- _Provided data_
═══

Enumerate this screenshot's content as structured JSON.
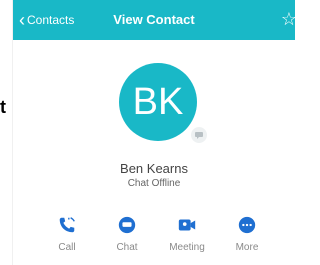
{
  "edge_text": "t",
  "header": {
    "back_label": "Contacts",
    "title": "View Contact"
  },
  "contact": {
    "initials": "BK",
    "name": "Ben Kearns",
    "status": "Chat Offline"
  },
  "actions": [
    {
      "label": "Call",
      "icon": "phone-icon"
    },
    {
      "label": "Chat",
      "icon": "chat-icon"
    },
    {
      "label": "Meeting",
      "icon": "video-icon"
    },
    {
      "label": "More",
      "icon": "more-icon"
    }
  ],
  "colors": {
    "accent": "#19b8c7",
    "action_icon": "#1f6fd1"
  }
}
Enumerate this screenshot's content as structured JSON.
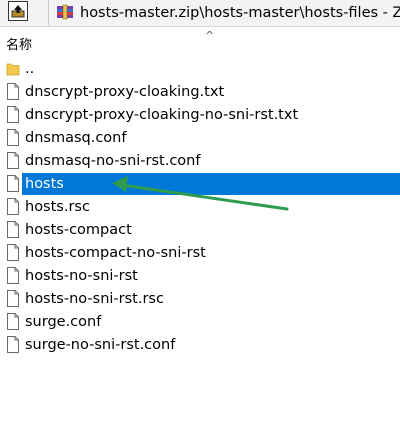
{
  "toolbar": {
    "up_icon": "folder-up-icon",
    "archive_icon": "winrar-archive-icon",
    "path": "hosts-master.zip\\hosts-master\\hosts-files - ZIP"
  },
  "header": {
    "name_column": "名称",
    "sort_indicator": "^"
  },
  "files": [
    {
      "name": "..",
      "type": "folder"
    },
    {
      "name": "dnscrypt-proxy-cloaking.txt",
      "type": "file"
    },
    {
      "name": "dnscrypt-proxy-cloaking-no-sni-rst.txt",
      "type": "file"
    },
    {
      "name": "dnsmasq.conf",
      "type": "file"
    },
    {
      "name": "dnsmasq-no-sni-rst.conf",
      "type": "file"
    },
    {
      "name": "hosts",
      "type": "file",
      "selected": true
    },
    {
      "name": "hosts.rsc",
      "type": "file"
    },
    {
      "name": "hosts-compact",
      "type": "file"
    },
    {
      "name": "hosts-compact-no-sni-rst",
      "type": "file"
    },
    {
      "name": "hosts-no-sni-rst",
      "type": "file"
    },
    {
      "name": "hosts-no-sni-rst.rsc",
      "type": "file"
    },
    {
      "name": "surge.conf",
      "type": "file"
    },
    {
      "name": "surge-no-sni-rst.conf",
      "type": "file"
    }
  ],
  "colors": {
    "selection": "#0078d7",
    "annotation_arrow": "#2e9b4f",
    "folder": "#f2c94c"
  }
}
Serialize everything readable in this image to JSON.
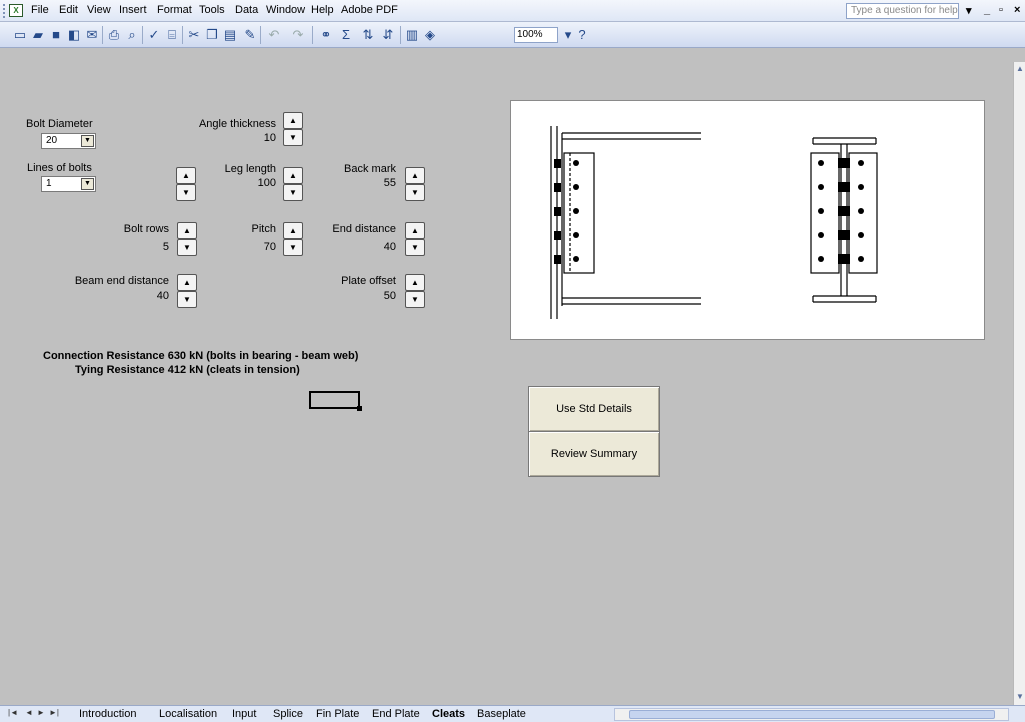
{
  "menu": {
    "items": [
      "File",
      "Edit",
      "View",
      "Insert",
      "Format",
      "Tools",
      "Data",
      "Window",
      "Help",
      "Adobe PDF"
    ],
    "help_placeholder": "Type a question for help"
  },
  "toolbar": {
    "zoom": "100%"
  },
  "inputs": {
    "bolt_diameter": {
      "label": "Bolt Diameter",
      "value": "20"
    },
    "lines_of_bolts": {
      "label": "Lines of bolts",
      "value": "1"
    },
    "angle_thickness": {
      "label": "Angle thickness",
      "value": "10"
    },
    "leg_length": {
      "label": "Leg length",
      "value": "100"
    },
    "back_mark": {
      "label": "Back mark",
      "value": "55"
    },
    "bolt_rows": {
      "label": "Bolt rows",
      "value": "5"
    },
    "pitch": {
      "label": "Pitch",
      "value": "70"
    },
    "end_distance": {
      "label": "End distance",
      "value": "40"
    },
    "beam_end_distance": {
      "label": "Beam end distance",
      "value": "40"
    },
    "plate_offset": {
      "label": "Plate offset",
      "value": "50"
    }
  },
  "results": {
    "connection": "Connection Resistance 630 kN (bolts in bearing - beam web)",
    "tying": "Tying Resistance 412 kN (cleats in tension)"
  },
  "buttons": {
    "std_details": "Use Std Details",
    "review_summary": "Review Summary"
  },
  "sheet_tabs": [
    "Introduction",
    "Localisation",
    "Input",
    "Splice",
    "Fin Plate",
    "End Plate",
    "Cleats",
    "Baseplate"
  ],
  "active_tab": "Cleats"
}
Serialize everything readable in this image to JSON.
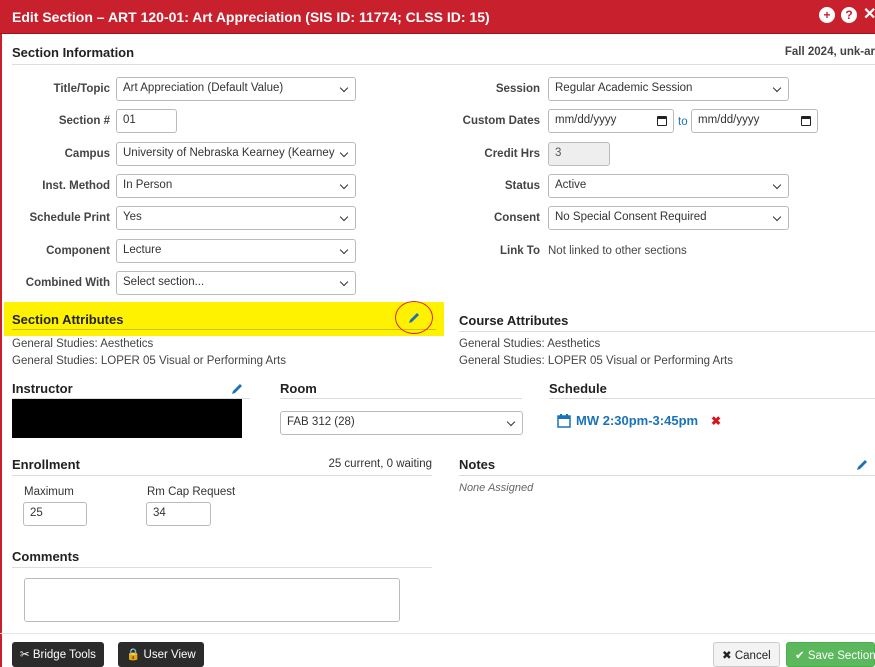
{
  "dialog": {
    "title": "Edit Section – ART 120-01: Art Appreciation (SIS ID: 11774; CLSS ID: 15)",
    "term": "Fall 2024, unk-ar"
  },
  "section_info": {
    "heading": "Section Information",
    "left_fields": [
      {
        "label": "Title/Topic",
        "value": "Art Appreciation (Default Value)"
      },
      {
        "label": "Section #",
        "value": "01"
      },
      {
        "label": "Campus",
        "value": "University of Nebraska Kearney (Kearney"
      },
      {
        "label": "Inst. Method",
        "value": "In Person"
      },
      {
        "label": "Schedule Print",
        "value": "Yes"
      },
      {
        "label": "Component",
        "value": "Lecture"
      },
      {
        "label": "Combined With",
        "value": "Select section..."
      }
    ],
    "right_fields": {
      "session": {
        "label": "Session",
        "value": "Regular Academic Session"
      },
      "custom_dates": {
        "label": "Custom Dates",
        "from": "mm/dd/yyyy",
        "to_label": "to",
        "to": "mm/dd/yyyy"
      },
      "credit_hrs": {
        "label": "Credit Hrs",
        "value": "3"
      },
      "status": {
        "label": "Status",
        "value": "Active"
      },
      "consent": {
        "label": "Consent",
        "value": "No Special Consent Required"
      },
      "link_to": {
        "label": "Link To",
        "value": "Not linked to other sections"
      }
    }
  },
  "section_attributes": {
    "heading": "Section Attributes",
    "items": [
      "General Studies: Aesthetics",
      "General Studies: LOPER 05 Visual or Performing Arts"
    ]
  },
  "course_attributes": {
    "heading": "Course Attributes",
    "items": [
      "General Studies: Aesthetics",
      "General Studies: LOPER 05 Visual or Performing Arts"
    ]
  },
  "instructor": {
    "heading": "Instructor"
  },
  "room": {
    "heading": "Room",
    "value": "FAB 312 (28)"
  },
  "schedule": {
    "heading": "Schedule",
    "meeting": "MW 2:30pm-3:45pm",
    "remove_icon": "✖"
  },
  "enrollment": {
    "heading": "Enrollment",
    "summary": "25 current, 0 waiting",
    "maximum_label": "Maximum",
    "maximum_value": "25",
    "rm_cap_label": "Rm Cap Request",
    "rm_cap_value": "34"
  },
  "notes": {
    "heading": "Notes",
    "value": "None Assigned"
  },
  "comments": {
    "heading": "Comments",
    "value": ""
  },
  "footer": {
    "bridge_tools": "Bridge Tools",
    "user_view": "User View",
    "cancel": "Cancel",
    "save": "Save Section"
  },
  "colors": {
    "title_bar": "#c9202e",
    "highlight": "#fff200",
    "annotation_circle": "#e0202a",
    "link": "#1a73b8",
    "save_button": "#5cb85c"
  }
}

═══

Scan the listing above and copy all lines containing the word "files".

    "path": "hosts-master.zip\\hosts-master\\hosts-files - ZIP"
  "files": [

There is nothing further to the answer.